▶ Esercizio
Rispondi a queste domande sul testo riguardante il gasdotto della Enron:
1. Quante miglia era lungo il gasdotto?
2. Di quanti megawatt era la nuova centrale della Enron?
3. Quante specie in via di estinzione ospita la foresta di Chiquitano?

═════ Testo fornito ═════

E’ noto l’amore che l’attuale amministrazione ha per la Enron. I suoi
lobbisti sono stati talmente attivi da riuscire a ottenere dei finanziamenti
per le operazioni della compagnia in America latina, sotto la dicitura
“aiuti all’ambiente”. Fra le opere “ambientali” c’era appunto il gasdotto di
390 miglia che avrebbe unito Santa Cruz, in Bolivia, a Cuiaba, nello stato
brasiliano del Mato Grosso, dove era destinato ad alimentare la nuova
centrale da 480 megawatt della Enron. La conduttura passa proprio in mezzo
alla foresta di Chiquitano, l’ultima grande foresta tropicale secca del
mondo che, secondo il Wwf, è uno degli habitat più rari e biologicamente più
ricchi della terra e, proprio per questo motivo, fa parte delle circa 200
regioni definite eco-sensibili perché ospita da sola circa 90 specie in via
di estinzione.

═════ Dati da analizzare ═════

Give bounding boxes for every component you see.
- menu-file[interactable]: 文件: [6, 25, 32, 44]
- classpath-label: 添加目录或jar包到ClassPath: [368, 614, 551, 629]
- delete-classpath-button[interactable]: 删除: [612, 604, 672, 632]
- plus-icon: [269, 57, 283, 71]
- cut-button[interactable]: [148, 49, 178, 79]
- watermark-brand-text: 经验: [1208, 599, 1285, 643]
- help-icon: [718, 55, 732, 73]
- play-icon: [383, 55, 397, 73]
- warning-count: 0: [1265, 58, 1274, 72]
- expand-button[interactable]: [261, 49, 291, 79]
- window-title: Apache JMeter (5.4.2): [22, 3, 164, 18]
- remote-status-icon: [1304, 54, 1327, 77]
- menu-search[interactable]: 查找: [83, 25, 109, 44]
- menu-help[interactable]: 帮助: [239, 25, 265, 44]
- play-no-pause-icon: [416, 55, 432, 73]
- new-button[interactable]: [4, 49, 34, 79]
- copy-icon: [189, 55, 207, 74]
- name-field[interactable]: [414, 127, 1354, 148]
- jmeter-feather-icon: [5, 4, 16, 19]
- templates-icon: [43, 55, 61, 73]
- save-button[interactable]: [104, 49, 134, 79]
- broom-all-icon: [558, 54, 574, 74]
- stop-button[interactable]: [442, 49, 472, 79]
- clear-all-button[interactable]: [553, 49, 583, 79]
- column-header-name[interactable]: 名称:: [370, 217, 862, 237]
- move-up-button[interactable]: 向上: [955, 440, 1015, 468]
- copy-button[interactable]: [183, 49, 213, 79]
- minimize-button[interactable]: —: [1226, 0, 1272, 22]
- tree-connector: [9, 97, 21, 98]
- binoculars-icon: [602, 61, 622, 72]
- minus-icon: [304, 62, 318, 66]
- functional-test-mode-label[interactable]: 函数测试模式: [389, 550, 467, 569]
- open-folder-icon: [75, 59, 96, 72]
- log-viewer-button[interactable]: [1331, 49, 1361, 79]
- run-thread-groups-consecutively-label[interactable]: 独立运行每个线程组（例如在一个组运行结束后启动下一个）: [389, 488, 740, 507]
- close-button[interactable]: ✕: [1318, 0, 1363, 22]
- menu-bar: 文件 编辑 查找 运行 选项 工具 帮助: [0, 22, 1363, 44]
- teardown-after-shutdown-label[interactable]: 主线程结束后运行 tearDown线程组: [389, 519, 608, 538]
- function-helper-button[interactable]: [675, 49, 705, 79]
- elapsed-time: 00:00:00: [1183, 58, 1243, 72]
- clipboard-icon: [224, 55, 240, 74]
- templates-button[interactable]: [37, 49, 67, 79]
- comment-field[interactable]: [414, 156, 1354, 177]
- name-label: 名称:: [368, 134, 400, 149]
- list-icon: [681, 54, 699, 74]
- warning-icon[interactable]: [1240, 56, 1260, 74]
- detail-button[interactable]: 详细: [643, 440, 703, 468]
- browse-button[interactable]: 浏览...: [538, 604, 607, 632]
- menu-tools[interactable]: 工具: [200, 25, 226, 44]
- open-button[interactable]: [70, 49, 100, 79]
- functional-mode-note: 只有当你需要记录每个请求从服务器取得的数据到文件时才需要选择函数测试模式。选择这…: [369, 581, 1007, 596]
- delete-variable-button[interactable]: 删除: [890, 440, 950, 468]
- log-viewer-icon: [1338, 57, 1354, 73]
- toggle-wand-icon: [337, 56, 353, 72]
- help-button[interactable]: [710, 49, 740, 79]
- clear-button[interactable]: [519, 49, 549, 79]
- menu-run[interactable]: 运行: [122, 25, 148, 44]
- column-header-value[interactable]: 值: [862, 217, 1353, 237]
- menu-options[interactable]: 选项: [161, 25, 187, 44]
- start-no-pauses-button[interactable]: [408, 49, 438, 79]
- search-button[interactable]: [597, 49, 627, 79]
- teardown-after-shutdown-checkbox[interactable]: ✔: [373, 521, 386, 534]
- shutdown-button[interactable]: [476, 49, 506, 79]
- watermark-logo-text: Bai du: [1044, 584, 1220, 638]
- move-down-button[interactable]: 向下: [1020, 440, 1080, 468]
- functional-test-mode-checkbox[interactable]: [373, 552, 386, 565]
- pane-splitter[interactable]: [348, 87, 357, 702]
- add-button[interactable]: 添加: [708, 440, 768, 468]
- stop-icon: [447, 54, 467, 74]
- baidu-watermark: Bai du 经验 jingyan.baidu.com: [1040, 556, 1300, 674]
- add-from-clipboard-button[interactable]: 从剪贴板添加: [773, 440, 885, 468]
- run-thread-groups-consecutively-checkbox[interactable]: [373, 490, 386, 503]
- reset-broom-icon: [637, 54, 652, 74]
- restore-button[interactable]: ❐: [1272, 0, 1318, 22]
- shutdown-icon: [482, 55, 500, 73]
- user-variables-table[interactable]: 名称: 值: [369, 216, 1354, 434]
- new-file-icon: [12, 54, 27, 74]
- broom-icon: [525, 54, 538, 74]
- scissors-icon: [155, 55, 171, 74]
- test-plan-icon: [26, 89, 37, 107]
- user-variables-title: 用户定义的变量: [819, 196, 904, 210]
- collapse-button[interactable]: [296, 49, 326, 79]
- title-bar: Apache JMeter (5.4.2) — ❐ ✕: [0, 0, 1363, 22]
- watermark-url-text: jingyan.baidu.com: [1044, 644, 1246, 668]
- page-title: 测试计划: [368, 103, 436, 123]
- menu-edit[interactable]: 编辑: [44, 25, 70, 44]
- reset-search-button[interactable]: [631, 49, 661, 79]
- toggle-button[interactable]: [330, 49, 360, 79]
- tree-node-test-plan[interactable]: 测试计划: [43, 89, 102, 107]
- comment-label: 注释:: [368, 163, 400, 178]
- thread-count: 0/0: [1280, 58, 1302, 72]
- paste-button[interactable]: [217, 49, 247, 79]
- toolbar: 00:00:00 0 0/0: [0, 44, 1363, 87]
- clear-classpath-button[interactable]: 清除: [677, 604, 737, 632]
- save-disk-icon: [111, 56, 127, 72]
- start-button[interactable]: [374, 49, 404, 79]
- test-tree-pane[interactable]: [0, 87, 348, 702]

═════

▶ La tua risposta
1. 390 miglia.
2. 480 megawatt.
3. Circa 90.